Entries from a dataset:
..........

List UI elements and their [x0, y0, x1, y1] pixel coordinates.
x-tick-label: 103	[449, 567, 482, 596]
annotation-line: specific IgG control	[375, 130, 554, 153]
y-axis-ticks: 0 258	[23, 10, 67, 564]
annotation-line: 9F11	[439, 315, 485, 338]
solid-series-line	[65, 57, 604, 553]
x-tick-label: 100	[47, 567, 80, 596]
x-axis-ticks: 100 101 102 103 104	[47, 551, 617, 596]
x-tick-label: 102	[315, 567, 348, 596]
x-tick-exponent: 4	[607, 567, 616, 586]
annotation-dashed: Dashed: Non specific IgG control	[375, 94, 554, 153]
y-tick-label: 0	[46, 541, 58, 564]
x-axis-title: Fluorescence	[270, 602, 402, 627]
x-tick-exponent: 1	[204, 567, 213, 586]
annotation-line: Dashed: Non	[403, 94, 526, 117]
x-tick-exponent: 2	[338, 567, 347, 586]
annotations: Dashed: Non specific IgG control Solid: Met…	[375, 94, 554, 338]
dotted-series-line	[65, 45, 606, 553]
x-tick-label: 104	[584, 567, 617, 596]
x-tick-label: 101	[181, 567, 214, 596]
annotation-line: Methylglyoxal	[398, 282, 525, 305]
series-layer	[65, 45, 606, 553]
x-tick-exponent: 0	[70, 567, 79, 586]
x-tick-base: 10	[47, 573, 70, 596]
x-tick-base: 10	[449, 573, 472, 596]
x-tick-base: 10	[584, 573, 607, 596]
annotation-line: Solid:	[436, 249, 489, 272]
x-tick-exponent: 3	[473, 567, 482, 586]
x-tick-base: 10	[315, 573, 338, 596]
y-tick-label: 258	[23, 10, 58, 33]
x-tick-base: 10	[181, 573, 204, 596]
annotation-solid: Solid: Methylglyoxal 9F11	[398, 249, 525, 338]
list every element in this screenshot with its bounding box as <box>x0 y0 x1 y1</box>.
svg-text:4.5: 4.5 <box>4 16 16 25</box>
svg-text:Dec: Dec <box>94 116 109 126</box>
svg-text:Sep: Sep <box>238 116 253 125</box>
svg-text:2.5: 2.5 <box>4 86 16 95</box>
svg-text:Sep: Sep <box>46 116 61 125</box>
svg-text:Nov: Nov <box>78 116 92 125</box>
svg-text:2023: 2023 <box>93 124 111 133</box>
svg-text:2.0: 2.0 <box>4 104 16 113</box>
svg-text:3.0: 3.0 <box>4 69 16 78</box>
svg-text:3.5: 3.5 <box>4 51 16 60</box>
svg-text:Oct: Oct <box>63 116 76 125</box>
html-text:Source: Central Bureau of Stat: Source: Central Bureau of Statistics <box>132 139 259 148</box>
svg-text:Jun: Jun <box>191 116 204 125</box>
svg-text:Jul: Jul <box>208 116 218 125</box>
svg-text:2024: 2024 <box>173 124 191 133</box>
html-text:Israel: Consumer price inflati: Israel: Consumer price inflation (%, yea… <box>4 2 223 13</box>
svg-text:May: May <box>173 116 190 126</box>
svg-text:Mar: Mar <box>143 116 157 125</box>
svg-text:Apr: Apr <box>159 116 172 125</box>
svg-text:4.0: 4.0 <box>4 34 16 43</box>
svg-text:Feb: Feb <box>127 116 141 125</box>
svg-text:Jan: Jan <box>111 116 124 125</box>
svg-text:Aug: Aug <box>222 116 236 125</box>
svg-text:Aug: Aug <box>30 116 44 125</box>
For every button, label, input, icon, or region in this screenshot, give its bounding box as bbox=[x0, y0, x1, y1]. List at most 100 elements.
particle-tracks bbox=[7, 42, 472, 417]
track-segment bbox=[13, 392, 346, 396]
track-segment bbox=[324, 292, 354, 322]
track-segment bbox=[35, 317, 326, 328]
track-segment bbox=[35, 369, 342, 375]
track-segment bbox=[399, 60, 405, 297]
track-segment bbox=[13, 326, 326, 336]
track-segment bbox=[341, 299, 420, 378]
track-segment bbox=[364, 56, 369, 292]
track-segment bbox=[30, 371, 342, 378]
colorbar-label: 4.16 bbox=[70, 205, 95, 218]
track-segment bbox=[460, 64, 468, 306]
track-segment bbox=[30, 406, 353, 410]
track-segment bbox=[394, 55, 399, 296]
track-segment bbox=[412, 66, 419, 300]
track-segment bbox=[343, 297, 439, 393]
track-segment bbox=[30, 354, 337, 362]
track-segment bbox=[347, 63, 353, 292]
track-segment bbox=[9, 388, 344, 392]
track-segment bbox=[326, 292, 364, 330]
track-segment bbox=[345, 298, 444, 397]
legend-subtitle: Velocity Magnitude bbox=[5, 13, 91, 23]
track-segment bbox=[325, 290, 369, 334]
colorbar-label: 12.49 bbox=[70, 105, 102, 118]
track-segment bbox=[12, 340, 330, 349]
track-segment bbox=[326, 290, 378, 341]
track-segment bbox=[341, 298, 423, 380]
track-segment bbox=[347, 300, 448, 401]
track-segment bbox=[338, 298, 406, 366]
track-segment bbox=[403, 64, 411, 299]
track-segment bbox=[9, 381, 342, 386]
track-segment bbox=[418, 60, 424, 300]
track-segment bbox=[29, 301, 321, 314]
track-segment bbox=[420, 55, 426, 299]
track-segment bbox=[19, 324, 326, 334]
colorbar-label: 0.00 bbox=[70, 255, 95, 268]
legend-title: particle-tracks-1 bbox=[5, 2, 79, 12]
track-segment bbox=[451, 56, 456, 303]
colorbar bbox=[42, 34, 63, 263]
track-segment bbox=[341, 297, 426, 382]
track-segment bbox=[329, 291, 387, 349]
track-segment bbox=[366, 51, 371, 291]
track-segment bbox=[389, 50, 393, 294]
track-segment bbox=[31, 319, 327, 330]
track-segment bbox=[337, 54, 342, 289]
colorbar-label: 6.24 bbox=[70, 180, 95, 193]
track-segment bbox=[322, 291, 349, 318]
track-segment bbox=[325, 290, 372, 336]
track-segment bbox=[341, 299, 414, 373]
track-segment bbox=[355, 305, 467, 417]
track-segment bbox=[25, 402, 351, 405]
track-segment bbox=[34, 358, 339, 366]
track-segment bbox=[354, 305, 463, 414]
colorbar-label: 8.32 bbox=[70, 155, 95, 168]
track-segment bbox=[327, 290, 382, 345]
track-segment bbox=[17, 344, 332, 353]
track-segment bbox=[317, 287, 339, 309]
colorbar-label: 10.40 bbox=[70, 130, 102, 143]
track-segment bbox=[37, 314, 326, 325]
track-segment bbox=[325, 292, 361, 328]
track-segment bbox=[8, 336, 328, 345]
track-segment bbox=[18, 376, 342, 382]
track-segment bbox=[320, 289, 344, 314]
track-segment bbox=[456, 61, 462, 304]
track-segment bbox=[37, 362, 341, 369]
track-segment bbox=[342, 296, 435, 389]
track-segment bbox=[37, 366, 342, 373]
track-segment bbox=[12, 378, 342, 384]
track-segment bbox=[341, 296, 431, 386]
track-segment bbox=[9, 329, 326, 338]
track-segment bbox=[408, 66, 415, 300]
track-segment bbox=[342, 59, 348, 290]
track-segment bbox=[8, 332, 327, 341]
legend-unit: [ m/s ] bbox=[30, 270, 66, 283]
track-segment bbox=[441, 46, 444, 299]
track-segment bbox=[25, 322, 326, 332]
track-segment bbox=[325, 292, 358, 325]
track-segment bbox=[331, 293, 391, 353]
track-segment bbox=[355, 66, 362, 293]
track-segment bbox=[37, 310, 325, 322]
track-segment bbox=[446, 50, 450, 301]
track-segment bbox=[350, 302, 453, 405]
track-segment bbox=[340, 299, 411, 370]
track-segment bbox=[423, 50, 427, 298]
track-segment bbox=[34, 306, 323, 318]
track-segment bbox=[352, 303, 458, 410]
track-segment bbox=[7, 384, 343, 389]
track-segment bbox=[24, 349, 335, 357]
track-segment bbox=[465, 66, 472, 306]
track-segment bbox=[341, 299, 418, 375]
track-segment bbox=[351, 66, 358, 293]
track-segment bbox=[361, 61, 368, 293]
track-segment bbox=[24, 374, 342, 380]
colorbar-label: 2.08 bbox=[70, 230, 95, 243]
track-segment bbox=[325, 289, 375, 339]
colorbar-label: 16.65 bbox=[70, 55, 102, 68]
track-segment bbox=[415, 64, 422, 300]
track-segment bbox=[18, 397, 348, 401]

..........

Copy the rows from the start of the records up to and including the line containing "567, 213, 586]", keeping every line unchanged.

List UI elements and their [x0, y0, x1, y1] pixel coordinates.
x-tick-label: 103	[449, 567, 482, 596]
annotation-line: specific IgG control	[375, 130, 554, 153]
y-axis-ticks: 0 258	[23, 10, 67, 564]
annotation-line: 9F11	[439, 315, 485, 338]
solid-series-line	[65, 57, 604, 553]
x-tick-label: 100	[47, 567, 80, 596]
x-axis-ticks: 100 101 102 103 104	[47, 551, 617, 596]
x-tick-label: 102	[315, 567, 348, 596]
x-tick-exponent: 4	[607, 567, 616, 586]
annotation-dashed: Dashed: Non specific IgG control	[375, 94, 554, 153]
y-tick-label: 0	[46, 541, 58, 564]
x-axis-title: Fluorescence	[270, 602, 402, 627]
x-tick-exponent: 1	[204, 567, 213, 586]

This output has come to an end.